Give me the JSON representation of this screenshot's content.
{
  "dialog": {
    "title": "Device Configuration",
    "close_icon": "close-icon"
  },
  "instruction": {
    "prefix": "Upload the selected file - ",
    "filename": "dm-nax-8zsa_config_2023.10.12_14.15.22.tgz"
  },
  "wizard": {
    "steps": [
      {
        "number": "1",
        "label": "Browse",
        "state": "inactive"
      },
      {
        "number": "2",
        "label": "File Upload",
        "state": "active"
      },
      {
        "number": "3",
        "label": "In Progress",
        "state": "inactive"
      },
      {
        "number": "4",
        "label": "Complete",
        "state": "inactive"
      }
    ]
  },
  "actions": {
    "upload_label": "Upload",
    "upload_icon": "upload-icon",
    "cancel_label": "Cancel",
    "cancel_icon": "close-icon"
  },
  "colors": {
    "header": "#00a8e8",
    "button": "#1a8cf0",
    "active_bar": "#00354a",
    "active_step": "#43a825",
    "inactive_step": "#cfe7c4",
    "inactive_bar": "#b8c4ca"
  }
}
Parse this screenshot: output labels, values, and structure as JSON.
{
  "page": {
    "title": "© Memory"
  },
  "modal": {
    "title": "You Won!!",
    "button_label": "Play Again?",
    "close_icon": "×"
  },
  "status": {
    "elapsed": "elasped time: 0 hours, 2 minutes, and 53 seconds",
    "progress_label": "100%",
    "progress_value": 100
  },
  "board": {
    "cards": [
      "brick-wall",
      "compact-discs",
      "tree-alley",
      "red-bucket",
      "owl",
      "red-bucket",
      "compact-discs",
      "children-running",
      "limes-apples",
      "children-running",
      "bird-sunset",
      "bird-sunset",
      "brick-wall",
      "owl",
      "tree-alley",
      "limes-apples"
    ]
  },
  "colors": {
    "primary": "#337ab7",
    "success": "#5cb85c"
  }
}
▬▬▬
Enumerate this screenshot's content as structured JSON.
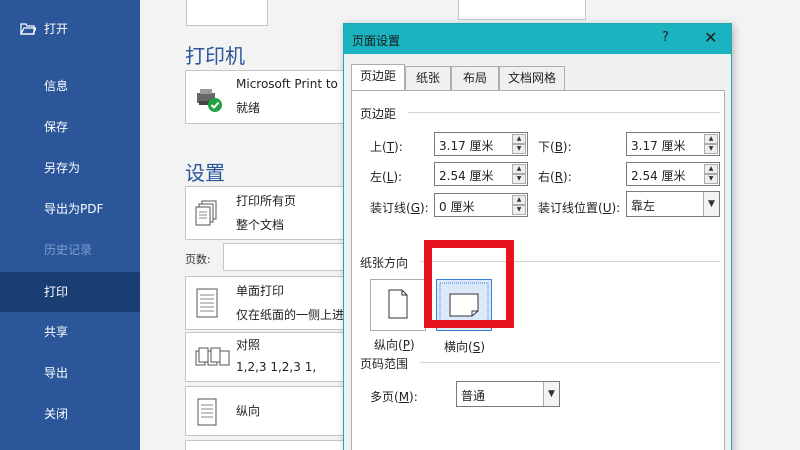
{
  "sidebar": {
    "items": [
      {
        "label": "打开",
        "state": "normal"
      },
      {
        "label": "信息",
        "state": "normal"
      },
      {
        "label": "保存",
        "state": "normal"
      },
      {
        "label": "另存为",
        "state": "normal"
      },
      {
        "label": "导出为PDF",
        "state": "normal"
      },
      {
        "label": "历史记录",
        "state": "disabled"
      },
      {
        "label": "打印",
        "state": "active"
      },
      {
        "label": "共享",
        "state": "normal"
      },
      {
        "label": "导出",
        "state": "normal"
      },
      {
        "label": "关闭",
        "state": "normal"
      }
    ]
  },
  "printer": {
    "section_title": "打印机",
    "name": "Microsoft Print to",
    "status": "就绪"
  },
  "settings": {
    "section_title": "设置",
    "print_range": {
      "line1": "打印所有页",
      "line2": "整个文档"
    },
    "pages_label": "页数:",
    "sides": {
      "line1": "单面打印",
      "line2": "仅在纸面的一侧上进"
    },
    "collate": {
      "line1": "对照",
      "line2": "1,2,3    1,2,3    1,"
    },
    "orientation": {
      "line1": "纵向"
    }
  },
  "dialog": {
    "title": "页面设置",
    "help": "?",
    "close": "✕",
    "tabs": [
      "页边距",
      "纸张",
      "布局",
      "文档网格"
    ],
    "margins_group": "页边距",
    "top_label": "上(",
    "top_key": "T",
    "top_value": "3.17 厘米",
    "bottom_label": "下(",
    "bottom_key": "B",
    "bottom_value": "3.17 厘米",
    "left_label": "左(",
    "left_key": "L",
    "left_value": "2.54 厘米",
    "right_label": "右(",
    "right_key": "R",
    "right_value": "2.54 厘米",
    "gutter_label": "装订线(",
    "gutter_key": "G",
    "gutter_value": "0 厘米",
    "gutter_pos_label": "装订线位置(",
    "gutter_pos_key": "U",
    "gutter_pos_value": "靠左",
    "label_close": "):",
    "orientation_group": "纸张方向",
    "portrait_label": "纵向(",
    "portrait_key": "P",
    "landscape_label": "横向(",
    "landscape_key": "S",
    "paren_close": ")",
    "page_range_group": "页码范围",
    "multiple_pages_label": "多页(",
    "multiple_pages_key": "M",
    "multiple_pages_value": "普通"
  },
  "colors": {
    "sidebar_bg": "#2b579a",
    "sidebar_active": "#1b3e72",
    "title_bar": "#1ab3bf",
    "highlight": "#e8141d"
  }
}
▬▬▬
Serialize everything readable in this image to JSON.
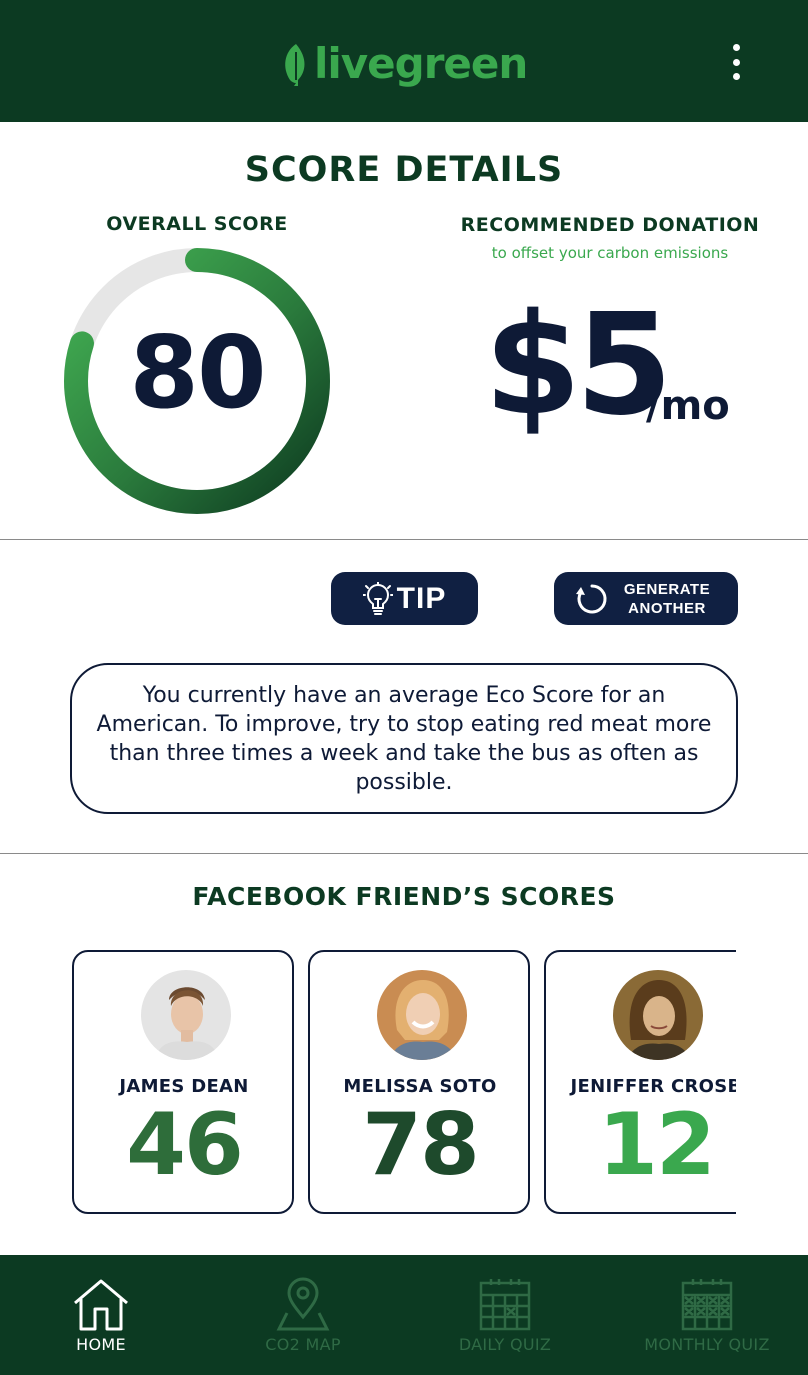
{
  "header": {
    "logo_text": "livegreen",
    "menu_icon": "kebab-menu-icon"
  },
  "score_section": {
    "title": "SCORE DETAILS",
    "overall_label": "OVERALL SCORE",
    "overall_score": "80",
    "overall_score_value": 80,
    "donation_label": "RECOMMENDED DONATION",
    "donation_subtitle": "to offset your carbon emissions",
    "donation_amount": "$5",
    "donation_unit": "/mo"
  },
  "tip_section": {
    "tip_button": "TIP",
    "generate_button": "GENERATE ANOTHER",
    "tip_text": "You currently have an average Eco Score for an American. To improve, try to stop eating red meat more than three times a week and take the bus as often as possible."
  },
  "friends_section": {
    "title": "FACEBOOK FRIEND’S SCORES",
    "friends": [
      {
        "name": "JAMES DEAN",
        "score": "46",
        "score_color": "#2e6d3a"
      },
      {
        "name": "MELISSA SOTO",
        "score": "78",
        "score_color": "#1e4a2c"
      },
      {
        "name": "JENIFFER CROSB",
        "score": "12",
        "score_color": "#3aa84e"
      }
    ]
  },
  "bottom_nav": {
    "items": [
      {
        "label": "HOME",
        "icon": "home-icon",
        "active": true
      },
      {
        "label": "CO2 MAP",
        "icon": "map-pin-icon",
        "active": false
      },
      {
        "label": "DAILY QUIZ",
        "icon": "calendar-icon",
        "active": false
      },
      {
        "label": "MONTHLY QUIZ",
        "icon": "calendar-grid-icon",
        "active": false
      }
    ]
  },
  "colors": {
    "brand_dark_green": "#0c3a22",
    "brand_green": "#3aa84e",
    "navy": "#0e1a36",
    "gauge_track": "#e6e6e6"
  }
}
▬▬▬
Extract all lines from the material above that include the word "screenshot".

**Exercise result**
Give me the JSON representation of this screenshot's content.
Parse this screenshot: output labels, values, and structure as JSON.
Enumerate this screenshot's content as structured JSON.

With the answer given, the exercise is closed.